→ **YOUR TASK**: All records must be quoted exactly. Omit the pictures.

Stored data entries
## Begin

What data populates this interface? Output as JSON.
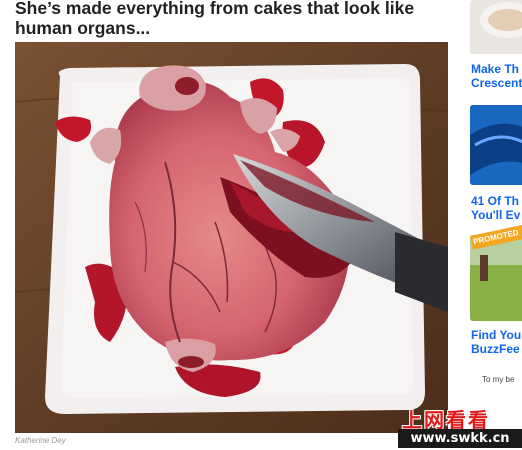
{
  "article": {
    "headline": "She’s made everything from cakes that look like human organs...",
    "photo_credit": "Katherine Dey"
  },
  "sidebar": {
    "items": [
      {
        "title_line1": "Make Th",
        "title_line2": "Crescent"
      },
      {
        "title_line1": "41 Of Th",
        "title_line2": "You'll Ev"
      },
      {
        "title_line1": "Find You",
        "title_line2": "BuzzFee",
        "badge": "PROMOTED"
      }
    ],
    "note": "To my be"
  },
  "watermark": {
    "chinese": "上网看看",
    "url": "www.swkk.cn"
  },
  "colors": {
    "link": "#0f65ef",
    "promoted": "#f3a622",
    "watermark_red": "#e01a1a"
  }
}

## End

→ **RESULT OF THIS TASK**:
What data populates this interface? Output as JSON.
{
  "article": {
    "headline": "She’s made everything from cakes that look like human organs...",
    "photo_credit": "Katherine Dey"
  },
  "sidebar": {
    "items": [
      {
        "title_line1": "Make Th",
        "title_line2": "Crescent"
      },
      {
        "title_line1": "41 Of Th",
        "title_line2": "You'll Ev"
      },
      {
        "title_line1": "Find You",
        "title_line2": "BuzzFee",
        "badge": "PROMOTED"
      }
    ],
    "note": "To my be"
  },
  "watermark": {
    "chinese": "上网看看",
    "url": "www.swkk.cn"
  },
  "colors": {
    "link": "#0f65ef",
    "promoted": "#f3a622",
    "watermark_red": "#e01a1a"
  }
}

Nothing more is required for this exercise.